Aim of the exercise | Copy the data that follows exactly. Include no pictures.

Given entries |
|---|

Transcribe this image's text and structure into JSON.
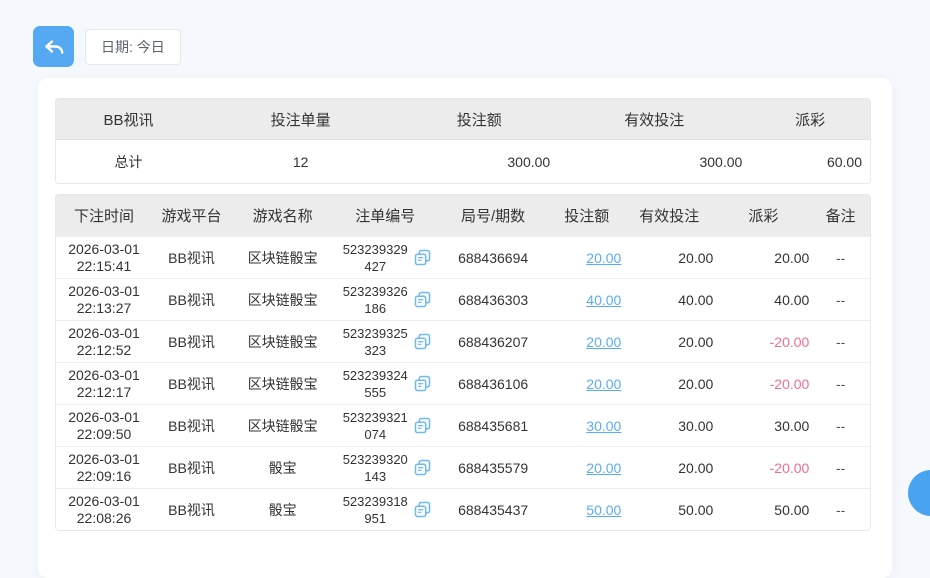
{
  "toolbar": {
    "date_label": "日期: 今日"
  },
  "summary": {
    "columns": [
      "BB视讯",
      "投注单量",
      "投注额",
      "有效投注",
      "派彩"
    ],
    "total": {
      "label": "总计",
      "count": "12",
      "bet_amount": "300.00",
      "valid_bet": "300.00",
      "payout": "60.00"
    }
  },
  "detail": {
    "columns": [
      "下注时间",
      "游戏平台",
      "游戏名称",
      "注单编号",
      "局号/期数",
      "投注额",
      "有效投注",
      "派彩",
      "备注"
    ],
    "rows": [
      {
        "date": "2026-03-01",
        "time": "22:15:41",
        "platform": "BB视讯",
        "game": "区块链骰宝",
        "order_top": "523239329",
        "order_bottom": "427",
        "round": "688436694",
        "bet": "20.00",
        "valid": "20.00",
        "payout": "20.00",
        "remark": "--"
      },
      {
        "date": "2026-03-01",
        "time": "22:13:27",
        "platform": "BB视讯",
        "game": "区块链骰宝",
        "order_top": "523239326",
        "order_bottom": "186",
        "round": "688436303",
        "bet": "40.00",
        "valid": "40.00",
        "payout": "40.00",
        "remark": "--"
      },
      {
        "date": "2026-03-01",
        "time": "22:12:52",
        "platform": "BB视讯",
        "game": "区块链骰宝",
        "order_top": "523239325",
        "order_bottom": "323",
        "round": "688436207",
        "bet": "20.00",
        "valid": "20.00",
        "payout": "-20.00",
        "remark": "--"
      },
      {
        "date": "2026-03-01",
        "time": "22:12:17",
        "platform": "BB视讯",
        "game": "区块链骰宝",
        "order_top": "523239324",
        "order_bottom": "555",
        "round": "688436106",
        "bet": "20.00",
        "valid": "20.00",
        "payout": "-20.00",
        "remark": "--"
      },
      {
        "date": "2026-03-01",
        "time": "22:09:50",
        "platform": "BB视讯",
        "game": "区块链骰宝",
        "order_top": "523239321",
        "order_bottom": "074",
        "round": "688435681",
        "bet": "30.00",
        "valid": "30.00",
        "payout": "30.00",
        "remark": "--"
      },
      {
        "date": "2026-03-01",
        "time": "22:09:16",
        "platform": "BB视讯",
        "game": "骰宝",
        "order_top": "523239320",
        "order_bottom": "143",
        "round": "688435579",
        "bet": "20.00",
        "valid": "20.00",
        "payout": "-20.00",
        "remark": "--"
      },
      {
        "date": "2026-03-01",
        "time": "22:08:26",
        "platform": "BB视讯",
        "game": "骰宝",
        "order_top": "523239318",
        "order_bottom": "951",
        "round": "688435437",
        "bet": "50.00",
        "valid": "50.00",
        "payout": "50.00",
        "remark": "--"
      }
    ]
  },
  "colors": {
    "accent_blue": "#55a8f2",
    "link_blue": "#58acf6",
    "negative_pink": "#f56c8c",
    "header_gray": "#ececec",
    "page_background": "#f5f8fc"
  }
}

|---|

Written answer |
Transcribe this image's text and structure into JSON.
{
  "toolbar": {
    "date_label": "日期: 今日"
  },
  "summary": {
    "columns": [
      "BB视讯",
      "投注单量",
      "投注额",
      "有效投注",
      "派彩"
    ],
    "total": {
      "label": "总计",
      "count": "12",
      "bet_amount": "300.00",
      "valid_bet": "300.00",
      "payout": "60.00"
    }
  },
  "detail": {
    "columns": [
      "下注时间",
      "游戏平台",
      "游戏名称",
      "注单编号",
      "局号/期数",
      "投注额",
      "有效投注",
      "派彩",
      "备注"
    ],
    "rows": [
      {
        "date": "2026-03-01",
        "time": "22:15:41",
        "platform": "BB视讯",
        "game": "区块链骰宝",
        "order_top": "523239329",
        "order_bottom": "427",
        "round": "688436694",
        "bet": "20.00",
        "valid": "20.00",
        "payout": "20.00",
        "remark": "--"
      },
      {
        "date": "2026-03-01",
        "time": "22:13:27",
        "platform": "BB视讯",
        "game": "区块链骰宝",
        "order_top": "523239326",
        "order_bottom": "186",
        "round": "688436303",
        "bet": "40.00",
        "valid": "40.00",
        "payout": "40.00",
        "remark": "--"
      },
      {
        "date": "2026-03-01",
        "time": "22:12:52",
        "platform": "BB视讯",
        "game": "区块链骰宝",
        "order_top": "523239325",
        "order_bottom": "323",
        "round": "688436207",
        "bet": "20.00",
        "valid": "20.00",
        "payout": "-20.00",
        "remark": "--"
      },
      {
        "date": "2026-03-01",
        "time": "22:12:17",
        "platform": "BB视讯",
        "game": "区块链骰宝",
        "order_top": "523239324",
        "order_bottom": "555",
        "round": "688436106",
        "bet": "20.00",
        "valid": "20.00",
        "payout": "-20.00",
        "remark": "--"
      },
      {
        "date": "2026-03-01",
        "time": "22:09:50",
        "platform": "BB视讯",
        "game": "区块链骰宝",
        "order_top": "523239321",
        "order_bottom": "074",
        "round": "688435681",
        "bet": "30.00",
        "valid": "30.00",
        "payout": "30.00",
        "remark": "--"
      },
      {
        "date": "2026-03-01",
        "time": "22:09:16",
        "platform": "BB视讯",
        "game": "骰宝",
        "order_top": "523239320",
        "order_bottom": "143",
        "round": "688435579",
        "bet": "20.00",
        "valid": "20.00",
        "payout": "-20.00",
        "remark": "--"
      },
      {
        "date": "2026-03-01",
        "time": "22:08:26",
        "platform": "BB视讯",
        "game": "骰宝",
        "order_top": "523239318",
        "order_bottom": "951",
        "round": "688435437",
        "bet": "50.00",
        "valid": "50.00",
        "payout": "50.00",
        "remark": "--"
      }
    ]
  },
  "colors": {
    "accent_blue": "#55a8f2",
    "link_blue": "#58acf6",
    "negative_pink": "#f56c8c",
    "header_gray": "#ececec",
    "page_background": "#f5f8fc"
  }
}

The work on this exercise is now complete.